[A run of records]
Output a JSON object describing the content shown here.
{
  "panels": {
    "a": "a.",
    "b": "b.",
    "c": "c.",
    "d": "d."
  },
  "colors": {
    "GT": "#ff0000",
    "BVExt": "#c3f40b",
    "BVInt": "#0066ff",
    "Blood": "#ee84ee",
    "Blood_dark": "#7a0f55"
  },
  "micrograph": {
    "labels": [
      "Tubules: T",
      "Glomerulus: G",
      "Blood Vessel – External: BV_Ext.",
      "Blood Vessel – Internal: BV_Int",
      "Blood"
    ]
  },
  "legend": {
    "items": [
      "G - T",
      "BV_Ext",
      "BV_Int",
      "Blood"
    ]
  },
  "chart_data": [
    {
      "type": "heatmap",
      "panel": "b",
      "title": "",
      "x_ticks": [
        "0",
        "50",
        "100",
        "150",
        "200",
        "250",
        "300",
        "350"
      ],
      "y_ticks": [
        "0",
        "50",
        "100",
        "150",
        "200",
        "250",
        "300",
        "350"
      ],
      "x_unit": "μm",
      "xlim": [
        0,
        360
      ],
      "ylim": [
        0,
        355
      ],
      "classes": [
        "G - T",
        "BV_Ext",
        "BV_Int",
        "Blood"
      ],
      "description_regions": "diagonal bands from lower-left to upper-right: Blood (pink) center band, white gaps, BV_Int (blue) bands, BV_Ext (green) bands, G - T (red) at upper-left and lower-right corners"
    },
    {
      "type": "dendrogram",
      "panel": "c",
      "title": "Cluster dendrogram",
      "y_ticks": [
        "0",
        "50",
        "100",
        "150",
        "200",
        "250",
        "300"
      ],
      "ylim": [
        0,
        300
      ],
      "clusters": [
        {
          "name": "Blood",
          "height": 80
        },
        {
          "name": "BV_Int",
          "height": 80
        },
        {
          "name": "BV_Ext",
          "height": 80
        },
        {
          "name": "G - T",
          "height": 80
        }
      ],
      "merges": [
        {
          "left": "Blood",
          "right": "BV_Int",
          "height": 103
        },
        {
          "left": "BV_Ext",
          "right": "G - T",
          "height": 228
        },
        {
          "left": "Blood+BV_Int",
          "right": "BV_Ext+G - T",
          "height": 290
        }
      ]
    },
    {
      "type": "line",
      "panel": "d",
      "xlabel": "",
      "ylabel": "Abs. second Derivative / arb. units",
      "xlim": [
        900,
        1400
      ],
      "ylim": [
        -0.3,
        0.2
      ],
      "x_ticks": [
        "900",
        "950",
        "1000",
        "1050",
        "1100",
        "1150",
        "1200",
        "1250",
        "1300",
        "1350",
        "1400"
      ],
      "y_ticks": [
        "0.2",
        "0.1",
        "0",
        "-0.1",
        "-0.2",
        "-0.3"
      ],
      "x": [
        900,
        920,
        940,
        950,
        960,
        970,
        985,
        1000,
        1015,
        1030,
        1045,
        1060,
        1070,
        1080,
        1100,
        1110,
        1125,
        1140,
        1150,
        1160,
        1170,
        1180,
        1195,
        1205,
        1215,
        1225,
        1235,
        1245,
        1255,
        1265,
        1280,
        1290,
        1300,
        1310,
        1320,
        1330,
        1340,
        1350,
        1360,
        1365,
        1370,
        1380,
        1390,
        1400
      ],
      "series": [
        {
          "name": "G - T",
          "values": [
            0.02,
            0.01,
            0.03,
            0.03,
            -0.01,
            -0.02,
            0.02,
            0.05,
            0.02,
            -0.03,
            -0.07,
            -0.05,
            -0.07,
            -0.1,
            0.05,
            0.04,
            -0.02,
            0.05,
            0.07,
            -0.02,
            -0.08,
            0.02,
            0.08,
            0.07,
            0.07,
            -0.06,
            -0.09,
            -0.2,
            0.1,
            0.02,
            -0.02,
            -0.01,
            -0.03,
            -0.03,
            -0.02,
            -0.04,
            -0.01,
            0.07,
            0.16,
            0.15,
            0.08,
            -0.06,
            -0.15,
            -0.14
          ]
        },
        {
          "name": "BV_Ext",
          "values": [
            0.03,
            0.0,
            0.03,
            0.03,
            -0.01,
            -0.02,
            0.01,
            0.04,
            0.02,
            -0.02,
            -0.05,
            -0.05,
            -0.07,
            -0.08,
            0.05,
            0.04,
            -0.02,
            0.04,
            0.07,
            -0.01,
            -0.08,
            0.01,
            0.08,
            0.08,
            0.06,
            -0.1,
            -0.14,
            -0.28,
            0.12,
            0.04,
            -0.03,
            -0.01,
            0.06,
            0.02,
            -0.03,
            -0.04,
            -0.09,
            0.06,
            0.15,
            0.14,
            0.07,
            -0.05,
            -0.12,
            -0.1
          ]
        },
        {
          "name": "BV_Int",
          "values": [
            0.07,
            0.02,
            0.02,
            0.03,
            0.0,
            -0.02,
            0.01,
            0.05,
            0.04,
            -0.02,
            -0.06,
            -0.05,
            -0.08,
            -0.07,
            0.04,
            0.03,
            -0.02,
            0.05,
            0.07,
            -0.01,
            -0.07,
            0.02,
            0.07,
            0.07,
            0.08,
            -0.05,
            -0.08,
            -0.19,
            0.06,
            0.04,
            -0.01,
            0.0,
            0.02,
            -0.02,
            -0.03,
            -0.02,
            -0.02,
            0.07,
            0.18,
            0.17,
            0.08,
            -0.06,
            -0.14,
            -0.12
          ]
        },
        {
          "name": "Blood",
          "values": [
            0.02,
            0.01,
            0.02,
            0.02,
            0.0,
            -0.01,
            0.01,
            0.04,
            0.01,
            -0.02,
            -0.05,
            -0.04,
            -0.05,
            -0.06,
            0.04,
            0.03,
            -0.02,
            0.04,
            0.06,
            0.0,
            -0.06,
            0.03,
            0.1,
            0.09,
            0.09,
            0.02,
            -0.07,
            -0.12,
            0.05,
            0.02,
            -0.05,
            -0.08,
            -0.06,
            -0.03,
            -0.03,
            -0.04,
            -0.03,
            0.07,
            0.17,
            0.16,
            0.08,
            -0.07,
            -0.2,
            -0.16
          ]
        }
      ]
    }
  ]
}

▶ **TASK INSTRUCTIONS**
Count how many lines include the string "Vessel". Nothing but the number is needed.

▶ **ANSWER IN FULL**
2